■ **AIM OF THE TASK**: From the listing below, extract every line containing "mode".

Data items

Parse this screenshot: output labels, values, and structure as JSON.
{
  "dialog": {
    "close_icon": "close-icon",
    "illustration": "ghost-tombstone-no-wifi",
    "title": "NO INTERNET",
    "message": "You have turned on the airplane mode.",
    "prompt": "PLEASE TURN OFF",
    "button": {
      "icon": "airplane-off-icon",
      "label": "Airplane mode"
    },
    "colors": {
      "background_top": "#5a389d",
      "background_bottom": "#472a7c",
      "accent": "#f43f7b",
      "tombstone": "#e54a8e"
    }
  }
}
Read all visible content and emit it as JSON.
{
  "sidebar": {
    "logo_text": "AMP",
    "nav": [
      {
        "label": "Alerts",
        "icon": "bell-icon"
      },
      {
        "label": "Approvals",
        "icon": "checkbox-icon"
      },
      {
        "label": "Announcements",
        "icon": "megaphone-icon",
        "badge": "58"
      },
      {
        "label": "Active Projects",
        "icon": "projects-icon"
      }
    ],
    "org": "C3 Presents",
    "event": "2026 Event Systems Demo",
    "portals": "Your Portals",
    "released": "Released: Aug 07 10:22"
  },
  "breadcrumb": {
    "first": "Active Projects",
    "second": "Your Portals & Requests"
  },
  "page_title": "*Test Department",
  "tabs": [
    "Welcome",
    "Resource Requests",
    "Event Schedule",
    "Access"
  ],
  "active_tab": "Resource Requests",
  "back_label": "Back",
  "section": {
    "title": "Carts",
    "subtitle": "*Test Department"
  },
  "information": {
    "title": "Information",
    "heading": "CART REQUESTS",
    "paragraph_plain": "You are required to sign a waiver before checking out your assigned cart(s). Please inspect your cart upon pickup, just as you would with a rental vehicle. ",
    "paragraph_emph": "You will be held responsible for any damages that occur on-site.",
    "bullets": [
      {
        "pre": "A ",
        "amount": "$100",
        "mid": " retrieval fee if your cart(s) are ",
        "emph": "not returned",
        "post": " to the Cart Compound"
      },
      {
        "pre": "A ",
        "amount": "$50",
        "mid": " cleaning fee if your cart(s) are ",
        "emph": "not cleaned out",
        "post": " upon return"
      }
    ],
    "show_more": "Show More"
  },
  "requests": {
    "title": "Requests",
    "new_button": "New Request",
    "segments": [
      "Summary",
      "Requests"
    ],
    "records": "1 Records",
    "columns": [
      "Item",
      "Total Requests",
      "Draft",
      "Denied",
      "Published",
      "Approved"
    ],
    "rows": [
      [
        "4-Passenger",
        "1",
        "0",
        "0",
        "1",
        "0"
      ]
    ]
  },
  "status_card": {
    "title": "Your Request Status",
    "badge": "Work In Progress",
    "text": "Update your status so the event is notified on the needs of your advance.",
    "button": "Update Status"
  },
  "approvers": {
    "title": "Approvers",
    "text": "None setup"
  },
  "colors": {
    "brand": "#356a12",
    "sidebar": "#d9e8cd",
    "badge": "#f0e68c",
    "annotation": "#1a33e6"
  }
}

■ **SOLUTION BELOW**:
    "message": "You have turned on the airplane mode.",
      "label": "Airplane mode"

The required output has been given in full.